* _What you are asked to do_
Take each line containing "color" and report it exactly as written.

━━━━━━

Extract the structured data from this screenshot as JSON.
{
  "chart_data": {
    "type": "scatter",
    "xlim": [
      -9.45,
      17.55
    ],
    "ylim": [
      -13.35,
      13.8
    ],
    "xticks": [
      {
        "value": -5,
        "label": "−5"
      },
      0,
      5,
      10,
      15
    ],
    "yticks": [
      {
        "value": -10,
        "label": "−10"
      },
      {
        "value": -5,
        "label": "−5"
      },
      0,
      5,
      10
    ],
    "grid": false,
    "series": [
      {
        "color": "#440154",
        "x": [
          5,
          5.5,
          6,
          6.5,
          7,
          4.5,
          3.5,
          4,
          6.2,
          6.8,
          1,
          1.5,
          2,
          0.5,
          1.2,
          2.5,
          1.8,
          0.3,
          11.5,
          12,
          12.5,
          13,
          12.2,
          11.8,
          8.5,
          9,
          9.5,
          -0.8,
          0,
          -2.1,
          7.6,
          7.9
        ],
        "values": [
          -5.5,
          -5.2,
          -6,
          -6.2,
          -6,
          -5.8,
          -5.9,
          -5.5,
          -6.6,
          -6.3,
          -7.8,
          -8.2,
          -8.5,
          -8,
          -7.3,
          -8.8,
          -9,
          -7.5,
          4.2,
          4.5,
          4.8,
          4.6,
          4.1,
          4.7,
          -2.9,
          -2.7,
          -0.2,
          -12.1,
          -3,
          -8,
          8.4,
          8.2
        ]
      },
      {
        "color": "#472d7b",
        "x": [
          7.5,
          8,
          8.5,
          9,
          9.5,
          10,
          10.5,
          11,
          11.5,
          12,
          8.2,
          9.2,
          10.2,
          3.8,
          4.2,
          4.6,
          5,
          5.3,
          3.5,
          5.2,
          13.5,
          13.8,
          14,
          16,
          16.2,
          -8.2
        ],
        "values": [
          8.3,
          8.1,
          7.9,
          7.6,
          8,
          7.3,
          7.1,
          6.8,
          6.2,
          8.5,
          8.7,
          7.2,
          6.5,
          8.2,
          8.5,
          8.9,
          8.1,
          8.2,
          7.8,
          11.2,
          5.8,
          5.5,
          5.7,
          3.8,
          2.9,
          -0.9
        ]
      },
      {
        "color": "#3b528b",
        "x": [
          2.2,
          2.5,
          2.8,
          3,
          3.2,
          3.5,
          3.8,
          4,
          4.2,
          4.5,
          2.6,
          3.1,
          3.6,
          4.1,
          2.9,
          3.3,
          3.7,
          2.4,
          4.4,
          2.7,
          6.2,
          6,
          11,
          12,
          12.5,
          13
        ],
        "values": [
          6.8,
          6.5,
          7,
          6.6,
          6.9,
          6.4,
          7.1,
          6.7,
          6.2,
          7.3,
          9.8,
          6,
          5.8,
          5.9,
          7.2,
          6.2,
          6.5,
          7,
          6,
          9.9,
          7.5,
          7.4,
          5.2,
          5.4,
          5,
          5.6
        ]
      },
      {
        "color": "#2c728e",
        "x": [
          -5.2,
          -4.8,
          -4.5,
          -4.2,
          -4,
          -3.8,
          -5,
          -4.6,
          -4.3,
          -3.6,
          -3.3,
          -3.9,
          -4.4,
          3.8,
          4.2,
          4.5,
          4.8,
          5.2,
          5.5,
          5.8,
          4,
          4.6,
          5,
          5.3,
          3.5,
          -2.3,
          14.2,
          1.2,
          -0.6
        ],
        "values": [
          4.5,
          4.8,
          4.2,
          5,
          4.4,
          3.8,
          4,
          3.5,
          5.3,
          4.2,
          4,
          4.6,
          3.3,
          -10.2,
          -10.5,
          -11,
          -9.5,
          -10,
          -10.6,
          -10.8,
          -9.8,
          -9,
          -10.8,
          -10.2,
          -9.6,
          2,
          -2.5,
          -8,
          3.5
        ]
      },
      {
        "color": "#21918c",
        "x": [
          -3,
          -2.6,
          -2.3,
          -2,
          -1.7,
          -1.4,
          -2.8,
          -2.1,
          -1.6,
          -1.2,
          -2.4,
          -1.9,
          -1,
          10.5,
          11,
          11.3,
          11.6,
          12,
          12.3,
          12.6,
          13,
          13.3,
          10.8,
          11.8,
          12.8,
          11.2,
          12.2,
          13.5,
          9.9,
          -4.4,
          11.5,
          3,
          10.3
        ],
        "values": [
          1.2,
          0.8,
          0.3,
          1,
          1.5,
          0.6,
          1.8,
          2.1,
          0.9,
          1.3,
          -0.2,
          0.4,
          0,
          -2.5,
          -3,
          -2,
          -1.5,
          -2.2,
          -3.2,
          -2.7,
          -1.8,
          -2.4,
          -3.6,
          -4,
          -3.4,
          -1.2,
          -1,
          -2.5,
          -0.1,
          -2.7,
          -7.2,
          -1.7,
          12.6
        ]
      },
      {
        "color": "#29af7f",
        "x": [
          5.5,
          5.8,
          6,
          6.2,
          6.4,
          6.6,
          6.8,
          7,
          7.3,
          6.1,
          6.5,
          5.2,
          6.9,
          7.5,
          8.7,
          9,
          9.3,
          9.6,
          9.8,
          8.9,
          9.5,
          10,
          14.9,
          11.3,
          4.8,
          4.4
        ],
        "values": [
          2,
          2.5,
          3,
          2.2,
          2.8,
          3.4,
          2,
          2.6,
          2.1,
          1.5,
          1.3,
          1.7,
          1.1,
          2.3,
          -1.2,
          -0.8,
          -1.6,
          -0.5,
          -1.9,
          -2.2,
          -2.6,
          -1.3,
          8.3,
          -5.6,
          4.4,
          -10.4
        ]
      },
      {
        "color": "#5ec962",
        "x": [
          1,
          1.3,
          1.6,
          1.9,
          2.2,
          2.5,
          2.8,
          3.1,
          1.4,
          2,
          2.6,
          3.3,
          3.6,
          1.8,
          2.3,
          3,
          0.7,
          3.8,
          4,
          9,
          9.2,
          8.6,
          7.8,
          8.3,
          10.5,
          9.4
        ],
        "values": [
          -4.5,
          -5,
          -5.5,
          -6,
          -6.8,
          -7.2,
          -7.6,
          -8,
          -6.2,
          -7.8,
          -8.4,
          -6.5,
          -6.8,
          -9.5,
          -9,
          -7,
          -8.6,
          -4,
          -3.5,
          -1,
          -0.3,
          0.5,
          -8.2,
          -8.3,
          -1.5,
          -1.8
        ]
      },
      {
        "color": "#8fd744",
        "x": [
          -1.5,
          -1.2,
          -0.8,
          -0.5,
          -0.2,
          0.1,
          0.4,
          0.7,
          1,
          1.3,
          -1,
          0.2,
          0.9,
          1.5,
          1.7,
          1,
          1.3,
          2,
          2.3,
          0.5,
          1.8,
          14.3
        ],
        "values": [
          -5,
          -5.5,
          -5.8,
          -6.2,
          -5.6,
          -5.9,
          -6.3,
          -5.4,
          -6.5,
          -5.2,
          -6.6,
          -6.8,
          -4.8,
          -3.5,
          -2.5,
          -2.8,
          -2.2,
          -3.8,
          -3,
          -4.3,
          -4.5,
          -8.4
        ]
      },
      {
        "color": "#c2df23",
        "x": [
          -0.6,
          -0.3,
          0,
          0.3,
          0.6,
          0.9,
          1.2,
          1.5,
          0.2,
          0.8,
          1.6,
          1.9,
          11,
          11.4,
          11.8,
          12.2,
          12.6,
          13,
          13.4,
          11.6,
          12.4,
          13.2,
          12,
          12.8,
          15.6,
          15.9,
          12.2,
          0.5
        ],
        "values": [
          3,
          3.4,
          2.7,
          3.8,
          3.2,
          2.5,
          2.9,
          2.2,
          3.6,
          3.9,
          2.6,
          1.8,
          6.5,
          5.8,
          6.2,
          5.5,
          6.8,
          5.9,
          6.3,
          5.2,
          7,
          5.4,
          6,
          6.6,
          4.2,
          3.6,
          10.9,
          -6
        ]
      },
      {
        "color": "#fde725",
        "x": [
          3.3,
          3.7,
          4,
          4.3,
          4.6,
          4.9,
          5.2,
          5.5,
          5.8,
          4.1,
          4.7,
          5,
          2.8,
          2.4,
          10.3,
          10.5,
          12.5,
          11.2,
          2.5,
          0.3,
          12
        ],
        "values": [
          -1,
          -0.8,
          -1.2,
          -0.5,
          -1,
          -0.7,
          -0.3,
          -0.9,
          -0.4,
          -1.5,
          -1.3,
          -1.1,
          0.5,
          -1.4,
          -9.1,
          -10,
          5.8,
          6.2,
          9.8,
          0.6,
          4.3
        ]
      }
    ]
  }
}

━━━━━━

* _Full response_
        "color": "#440154",
        "color": "#472d7b",
        "color": "#3b528b",
        "color": "#2c728e",
        "color": "#21918c",
        "color": "#29af7f",
        "color": "#5ec962",
        "color": "#8fd744",
        "color": "#c2df23",
        "color": "#fde725",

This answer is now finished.